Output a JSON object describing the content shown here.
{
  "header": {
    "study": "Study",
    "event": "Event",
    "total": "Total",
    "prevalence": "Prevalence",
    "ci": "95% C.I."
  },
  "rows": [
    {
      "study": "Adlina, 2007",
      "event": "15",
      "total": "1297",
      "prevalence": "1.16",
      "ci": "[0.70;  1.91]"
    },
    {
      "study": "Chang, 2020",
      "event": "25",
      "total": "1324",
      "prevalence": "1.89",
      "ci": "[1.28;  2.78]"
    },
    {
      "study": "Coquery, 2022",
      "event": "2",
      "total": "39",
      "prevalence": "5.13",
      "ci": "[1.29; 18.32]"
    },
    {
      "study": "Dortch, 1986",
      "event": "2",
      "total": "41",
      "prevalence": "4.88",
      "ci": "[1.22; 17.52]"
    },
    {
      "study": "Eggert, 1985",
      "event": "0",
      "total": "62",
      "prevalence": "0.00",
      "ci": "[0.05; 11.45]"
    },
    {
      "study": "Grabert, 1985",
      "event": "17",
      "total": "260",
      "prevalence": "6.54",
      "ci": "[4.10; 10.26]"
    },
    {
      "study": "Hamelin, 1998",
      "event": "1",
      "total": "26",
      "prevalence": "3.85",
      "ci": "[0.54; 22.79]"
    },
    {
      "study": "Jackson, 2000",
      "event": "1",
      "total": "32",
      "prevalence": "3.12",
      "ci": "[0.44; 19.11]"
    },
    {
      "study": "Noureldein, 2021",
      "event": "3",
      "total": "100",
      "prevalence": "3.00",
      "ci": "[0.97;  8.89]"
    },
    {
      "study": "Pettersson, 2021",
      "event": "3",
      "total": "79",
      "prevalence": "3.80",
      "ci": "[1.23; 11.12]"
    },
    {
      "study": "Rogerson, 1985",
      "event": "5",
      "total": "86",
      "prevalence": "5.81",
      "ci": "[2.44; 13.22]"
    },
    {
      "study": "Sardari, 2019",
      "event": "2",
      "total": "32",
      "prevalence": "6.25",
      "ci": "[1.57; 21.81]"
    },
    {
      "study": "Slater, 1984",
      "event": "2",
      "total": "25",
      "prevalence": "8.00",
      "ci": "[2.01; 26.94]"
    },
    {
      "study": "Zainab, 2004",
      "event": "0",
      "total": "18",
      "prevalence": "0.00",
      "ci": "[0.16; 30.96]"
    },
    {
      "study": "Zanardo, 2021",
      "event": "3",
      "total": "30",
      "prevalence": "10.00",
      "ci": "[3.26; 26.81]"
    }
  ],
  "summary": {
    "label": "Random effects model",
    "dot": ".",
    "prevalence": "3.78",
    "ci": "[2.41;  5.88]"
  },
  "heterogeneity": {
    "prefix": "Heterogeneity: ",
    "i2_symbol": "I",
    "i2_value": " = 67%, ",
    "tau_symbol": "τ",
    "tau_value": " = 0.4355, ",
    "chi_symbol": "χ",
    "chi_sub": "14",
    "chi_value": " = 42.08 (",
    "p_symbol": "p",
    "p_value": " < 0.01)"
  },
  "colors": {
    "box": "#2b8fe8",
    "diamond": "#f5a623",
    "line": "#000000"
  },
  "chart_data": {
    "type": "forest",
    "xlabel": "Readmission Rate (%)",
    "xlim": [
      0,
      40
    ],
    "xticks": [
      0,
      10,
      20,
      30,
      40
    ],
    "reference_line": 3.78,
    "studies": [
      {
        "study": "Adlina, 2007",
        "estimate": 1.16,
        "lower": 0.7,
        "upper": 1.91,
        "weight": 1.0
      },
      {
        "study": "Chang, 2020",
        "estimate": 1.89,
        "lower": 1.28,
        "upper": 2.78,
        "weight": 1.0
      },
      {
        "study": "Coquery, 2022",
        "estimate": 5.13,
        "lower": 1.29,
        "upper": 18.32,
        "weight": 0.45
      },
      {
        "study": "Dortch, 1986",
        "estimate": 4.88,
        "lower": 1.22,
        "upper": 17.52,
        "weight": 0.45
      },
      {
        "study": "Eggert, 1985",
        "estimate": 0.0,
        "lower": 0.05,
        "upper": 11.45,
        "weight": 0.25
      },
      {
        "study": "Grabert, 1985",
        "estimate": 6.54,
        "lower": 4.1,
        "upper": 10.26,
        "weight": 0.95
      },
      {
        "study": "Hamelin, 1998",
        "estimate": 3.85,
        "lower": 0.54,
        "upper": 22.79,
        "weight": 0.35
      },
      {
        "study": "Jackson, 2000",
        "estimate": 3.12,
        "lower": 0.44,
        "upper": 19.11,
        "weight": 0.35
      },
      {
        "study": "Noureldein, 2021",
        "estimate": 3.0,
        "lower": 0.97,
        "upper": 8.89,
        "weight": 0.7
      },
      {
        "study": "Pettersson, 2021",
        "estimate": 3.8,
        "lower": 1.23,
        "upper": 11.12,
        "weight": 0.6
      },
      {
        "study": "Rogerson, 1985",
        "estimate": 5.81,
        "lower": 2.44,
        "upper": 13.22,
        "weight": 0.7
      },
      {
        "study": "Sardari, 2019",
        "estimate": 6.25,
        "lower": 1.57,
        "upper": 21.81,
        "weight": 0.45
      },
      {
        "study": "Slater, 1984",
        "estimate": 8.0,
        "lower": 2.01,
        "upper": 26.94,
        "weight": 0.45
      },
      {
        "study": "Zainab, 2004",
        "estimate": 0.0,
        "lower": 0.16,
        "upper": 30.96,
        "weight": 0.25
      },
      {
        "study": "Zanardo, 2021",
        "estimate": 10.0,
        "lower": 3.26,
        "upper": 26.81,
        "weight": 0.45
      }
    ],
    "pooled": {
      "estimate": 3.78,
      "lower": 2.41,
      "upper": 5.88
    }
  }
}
============
Repeat the listing above without any change.

Output a JSON object describing the content shown here.
{
  "header": {
    "study": "Study",
    "event": "Event",
    "total": "Total",
    "prevalence": "Prevalence",
    "ci": "95% C.I."
  },
  "rows": [
    {
      "study": "Adlina, 2007",
      "event": "15",
      "total": "1297",
      "prevalence": "1.16",
      "ci": "[0.70;  1.91]"
    },
    {
      "study": "Chang, 2020",
      "event": "25",
      "total": "1324",
      "prevalence": "1.89",
      "ci": "[1.28;  2.78]"
    },
    {
      "study": "Coquery, 2022",
      "event": "2",
      "total": "39",
      "prevalence": "5.13",
      "ci": "[1.29; 18.32]"
    },
    {
      "study": "Dortch, 1986",
      "event": "2",
      "total": "41",
      "prevalence": "4.88",
      "ci": "[1.22; 17.52]"
    },
    {
      "study": "Eggert, 1985",
      "event": "0",
      "total": "62",
      "prevalence": "0.00",
      "ci": "[0.05; 11.45]"
    },
    {
      "study": "Grabert, 1985",
      "event": "17",
      "total": "260",
      "prevalence": "6.54",
      "ci": "[4.10; 10.26]"
    },
    {
      "study": "Hamelin, 1998",
      "event": "1",
      "total": "26",
      "prevalence": "3.85",
      "ci": "[0.54; 22.79]"
    },
    {
      "study": "Jackson, 2000",
      "event": "1",
      "total": "32",
      "prevalence": "3.12",
      "ci": "[0.44; 19.11]"
    },
    {
      "study": "Noureldein, 2021",
      "event": "3",
      "total": "100",
      "prevalence": "3.00",
      "ci": "[0.97;  8.89]"
    },
    {
      "study": "Pettersson, 2021",
      "event": "3",
      "total": "79",
      "prevalence": "3.80",
      "ci": "[1.23; 11.12]"
    },
    {
      "study": "Rogerson, 1985",
      "event": "5",
      "total": "86",
      "prevalence": "5.81",
      "ci": "[2.44; 13.22]"
    },
    {
      "study": "Sardari, 2019",
      "event": "2",
      "total": "32",
      "prevalence": "6.25",
      "ci": "[1.57; 21.81]"
    },
    {
      "study": "Slater, 1984",
      "event": "2",
      "total": "25",
      "prevalence": "8.00",
      "ci": "[2.01; 26.94]"
    },
    {
      "study": "Zainab, 2004",
      "event": "0",
      "total": "18",
      "prevalence": "0.00",
      "ci": "[0.16; 30.96]"
    },
    {
      "study": "Zanardo, 2021",
      "event": "3",
      "total": "30",
      "prevalence": "10.00",
      "ci": "[3.26; 26.81]"
    }
  ],
  "summary": {
    "label": "Random effects model",
    "dot": ".",
    "prevalence": "3.78",
    "ci": "[2.41;  5.88]"
  },
  "heterogeneity": {
    "prefix": "Heterogeneity: ",
    "i2_symbol": "I",
    "i2_value": " = 67%, ",
    "tau_symbol": "τ",
    "tau_value": " = 0.4355, ",
    "chi_symbol": "χ",
    "chi_sub": "14",
    "chi_value": " = 42.08 (",
    "p_symbol": "p",
    "p_value": " < 0.01)"
  },
  "colors": {
    "box": "#2b8fe8",
    "diamond": "#f5a623",
    "line": "#000000"
  },
  "chart_data": {
    "type": "forest",
    "xlabel": "Readmission Rate (%)",
    "xlim": [
      0,
      40
    ],
    "xticks": [
      0,
      10,
      20,
      30,
      40
    ],
    "reference_line": 3.78,
    "studies": [
      {
        "study": "Adlina, 2007",
        "estimate": 1.16,
        "lower": 0.7,
        "upper": 1.91,
        "weight": 1.0
      },
      {
        "study": "Chang, 2020",
        "estimate": 1.89,
        "lower": 1.28,
        "upper": 2.78,
        "weight": 1.0
      },
      {
        "study": "Coquery, 2022",
        "estimate": 5.13,
        "lower": 1.29,
        "upper": 18.32,
        "weight": 0.45
      },
      {
        "study": "Dortch, 1986",
        "estimate": 4.88,
        "lower": 1.22,
        "upper": 17.52,
        "weight": 0.45
      },
      {
        "study": "Eggert, 1985",
        "estimate": 0.0,
        "lower": 0.05,
        "upper": 11.45,
        "weight": 0.25
      },
      {
        "study": "Grabert, 1985",
        "estimate": 6.54,
        "lower": 4.1,
        "upper": 10.26,
        "weight": 0.95
      },
      {
        "study": "Hamelin, 1998",
        "estimate": 3.85,
        "lower": 0.54,
        "upper": 22.79,
        "weight": 0.35
      },
      {
        "study": "Jackson, 2000",
        "estimate": 3.12,
        "lower": 0.44,
        "upper": 19.11,
        "weight": 0.35
      },
      {
        "study": "Noureldein, 2021",
        "estimate": 3.0,
        "lower": 0.97,
        "upper": 8.89,
        "weight": 0.7
      },
      {
        "study": "Pettersson, 2021",
        "estimate": 3.8,
        "lower": 1.23,
        "upper": 11.12,
        "weight": 0.6
      },
      {
        "study": "Rogerson, 1985",
        "estimate": 5.81,
        "lower": 2.44,
        "upper": 13.22,
        "weight": 0.7
      },
      {
        "study": "Sardari, 2019",
        "estimate": 6.25,
        "lower": 1.57,
        "upper": 21.81,
        "weight": 0.45
      },
      {
        "study": "Slater, 1984",
        "estimate": 8.0,
        "lower": 2.01,
        "upper": 26.94,
        "weight": 0.45
      },
      {
        "study": "Zainab, 2004",
        "estimate": 0.0,
        "lower": 0.16,
        "upper": 30.96,
        "weight": 0.25
      },
      {
        "study": "Zanardo, 2021",
        "estimate": 10.0,
        "lower": 3.26,
        "upper": 26.81,
        "weight": 0.45
      }
    ],
    "pooled": {
      "estimate": 3.78,
      "lower": 2.41,
      "upper": 5.88
    }
  }
}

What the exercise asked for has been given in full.